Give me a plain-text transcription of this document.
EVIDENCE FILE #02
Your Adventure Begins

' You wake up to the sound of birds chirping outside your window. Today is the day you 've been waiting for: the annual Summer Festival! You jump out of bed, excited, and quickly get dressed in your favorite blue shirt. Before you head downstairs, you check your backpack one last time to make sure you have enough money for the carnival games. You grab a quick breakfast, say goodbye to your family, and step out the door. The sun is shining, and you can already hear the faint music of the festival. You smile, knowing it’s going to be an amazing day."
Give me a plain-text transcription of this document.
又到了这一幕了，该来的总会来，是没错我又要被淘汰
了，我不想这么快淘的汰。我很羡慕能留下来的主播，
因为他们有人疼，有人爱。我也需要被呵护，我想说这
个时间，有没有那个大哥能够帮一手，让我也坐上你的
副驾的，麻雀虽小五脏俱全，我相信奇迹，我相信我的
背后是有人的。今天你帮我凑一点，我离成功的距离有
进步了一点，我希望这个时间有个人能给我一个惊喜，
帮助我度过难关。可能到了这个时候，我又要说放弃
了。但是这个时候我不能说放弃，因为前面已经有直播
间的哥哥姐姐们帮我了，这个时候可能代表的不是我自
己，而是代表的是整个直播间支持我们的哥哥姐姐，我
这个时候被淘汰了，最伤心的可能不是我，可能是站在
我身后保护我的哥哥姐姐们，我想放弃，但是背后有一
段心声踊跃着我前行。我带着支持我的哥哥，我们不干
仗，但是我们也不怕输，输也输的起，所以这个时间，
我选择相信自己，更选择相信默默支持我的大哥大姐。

## Given problem
Each record above should be returned exactly as it appears.

## Reply to the task
Give me a plain-text transcription of this document.
EVIDENCE FILE #02
Your Adventure Begins

' You wake up to the sound of birds chirping outside your window. Today is the day you 've been waiting for: the annual Summer Festival! You jump out of bed, excited, and quickly get dressed in your favorite blue shirt. Before you head downstairs, you check your backpack one last time to make sure you have enough money for the carnival games. You grab a quick breakfast, say goodbye to your family, and step out the door. The sun is shining, and you can already hear the faint music of the festival. You smile, knowing it’s going to be an amazing day."
Give me a plain-text transcription of this document.
又到了这一幕了，该来的总会来，是没错我又要被淘汰
了，我不想这么快淘的汰。我很羡慕能留下来的主播，
因为他们有人疼，有人爱。我也需要被呵护，我想说这
个时间，有没有那个大哥能够帮一手，让我也坐上你的
副驾的，麻雀虽小五脏俱全，我相信奇迹，我相信我的
背后是有人的。今天你帮我凑一点，我离成功的距离有
进步了一点，我希望这个时间有个人能给我一个惊喜，
帮助我度过难关。可能到了这个时候，我又要说放弃
了。但是这个时候我不能说放弃，因为前面已经有直播
间的哥哥姐姐们帮我了，这个时候可能代表的不是我自
己，而是代表的是整个直播间支持我们的哥哥姐姐，我
这个时候被淘汰了，最伤心的可能不是我，可能是站在
我身后保护我的哥哥姐姐们，我想放弃，但是背后有一
段心声踊跃着我前行。我带着支持我的哥哥，我们不干
仗，但是我们也不怕输，输也输的起，所以这个时间，
我选择相信自己，更选择相信默默支持我的大哥大姐。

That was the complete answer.